→ Document passage:
========================================

Aston University, Birmingham, United Kingdom
Keywords: adaptive landscapes; product lifecycles; product geometry.
Abstract: Product lifecycles are determined at a point in the planning process where there is great uncertainty in future market conditions and drivers for change. Particularly for products with high investment costs and long lifecycles, the period of production may be considerably longer than the change cycle for new technical developments, legislation changes, market conditions, etc.
Using internal combustion (IC) engines as an exemplar of products with long planned lifecycles (10-20 years) and heavy investments (~£200M), a model has been developed to help predict probable, but uncertain, geometry changes in product architecture over expected lifecycles. The model draws on a biological analogy to apply adaptive landscapes to product architecture choices, building in robustness to requirements variation over the life of the product.
The model has been applied to historical examples of the evolution of a family of products from first introduction, through to end of production. In this way, actual lifecycle extension, modification and change can be compared to modelled approaches to validate heuristic values to be used in future product planning.
The use of adaptive landscapes allows products to be defined in such a way that they are more robust to ill-defined, but reasonably expected changes in product configurations and requirements. Thus, reducing total lifecycle investment costs and allowing products to be more responsive to changed circumstances. Through this process, the lifecycle of products can be extended for minimized cost of change.
It is not the strongest of the species that survives, nor the most intelligent; it is the one that is most adaptable to change.
New products are developed to satisfy defined customer needs, working within the constraints of known expectations over the life of the product manufacturing period. Taking the product lifecycle to mean the period over which a product is conceived, developed, launched to market and is in production, the end of life is therefore determined when a product line ceases to be manufactured.

========================================

→ Provided material:

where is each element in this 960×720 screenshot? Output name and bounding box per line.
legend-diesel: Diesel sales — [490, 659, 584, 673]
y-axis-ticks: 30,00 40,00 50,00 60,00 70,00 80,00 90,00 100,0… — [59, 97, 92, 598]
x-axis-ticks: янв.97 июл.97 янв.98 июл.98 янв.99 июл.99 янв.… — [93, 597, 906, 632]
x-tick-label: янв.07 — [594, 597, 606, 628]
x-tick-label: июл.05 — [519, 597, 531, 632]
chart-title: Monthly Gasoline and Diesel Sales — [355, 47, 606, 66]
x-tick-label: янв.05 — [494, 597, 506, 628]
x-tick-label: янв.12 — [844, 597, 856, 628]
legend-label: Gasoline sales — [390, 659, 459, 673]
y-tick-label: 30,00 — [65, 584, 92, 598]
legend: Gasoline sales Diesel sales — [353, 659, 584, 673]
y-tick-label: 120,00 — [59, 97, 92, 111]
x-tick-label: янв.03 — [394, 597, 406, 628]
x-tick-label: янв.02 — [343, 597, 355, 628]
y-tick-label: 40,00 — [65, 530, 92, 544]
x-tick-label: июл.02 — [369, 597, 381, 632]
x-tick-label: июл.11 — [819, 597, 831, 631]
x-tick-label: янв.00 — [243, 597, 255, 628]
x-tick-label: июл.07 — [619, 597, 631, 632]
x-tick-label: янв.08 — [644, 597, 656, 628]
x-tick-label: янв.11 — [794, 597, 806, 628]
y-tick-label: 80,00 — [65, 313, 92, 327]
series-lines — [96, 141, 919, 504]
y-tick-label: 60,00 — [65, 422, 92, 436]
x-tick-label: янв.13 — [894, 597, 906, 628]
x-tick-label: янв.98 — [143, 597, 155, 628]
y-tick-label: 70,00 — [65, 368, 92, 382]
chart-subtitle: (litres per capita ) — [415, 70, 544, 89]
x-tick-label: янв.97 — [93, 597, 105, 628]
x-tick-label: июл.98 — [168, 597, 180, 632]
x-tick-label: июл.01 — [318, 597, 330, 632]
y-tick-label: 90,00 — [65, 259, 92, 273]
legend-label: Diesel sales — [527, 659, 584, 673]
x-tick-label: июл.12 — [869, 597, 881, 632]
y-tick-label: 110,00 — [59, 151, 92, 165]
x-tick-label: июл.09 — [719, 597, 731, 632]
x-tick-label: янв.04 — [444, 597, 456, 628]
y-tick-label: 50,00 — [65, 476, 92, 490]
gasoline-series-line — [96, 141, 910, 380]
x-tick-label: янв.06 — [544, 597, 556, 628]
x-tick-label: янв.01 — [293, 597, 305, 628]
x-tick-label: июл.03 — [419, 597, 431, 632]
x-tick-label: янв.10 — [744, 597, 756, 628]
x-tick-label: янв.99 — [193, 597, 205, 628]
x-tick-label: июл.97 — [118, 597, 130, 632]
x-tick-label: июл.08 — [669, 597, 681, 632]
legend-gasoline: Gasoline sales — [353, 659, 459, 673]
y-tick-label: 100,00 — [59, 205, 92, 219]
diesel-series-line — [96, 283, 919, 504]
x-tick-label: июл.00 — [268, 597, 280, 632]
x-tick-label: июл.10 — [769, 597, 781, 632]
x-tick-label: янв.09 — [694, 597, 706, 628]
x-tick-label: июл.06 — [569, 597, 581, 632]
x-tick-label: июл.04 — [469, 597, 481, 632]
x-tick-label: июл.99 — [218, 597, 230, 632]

========================================

From the passage on product lifecycles and adaptive landscapes, return the stretch from "Using internal combustion" through "future product planning." word for word.

→ Exercise solution:
Using internal combustion (IC) engines as an exemplar of products with long planned lifecycles (10-20 years) and heavy investments (~£200M), a model has been developed to help predict probable, but uncertain, geometry changes in product architecture over expected lifecycles. The model draws on a biological analogy to apply adaptive landscapes to product architecture choices, building in robustness to requirements variation over the life of the product.
The model has been applied to historical examples of the evolution of a family of products from first introduction, through to end of production. In this way, actual lifecycle extension, modification and change can be compared to modelled approaches to validate heuristic values to be used in future product planning.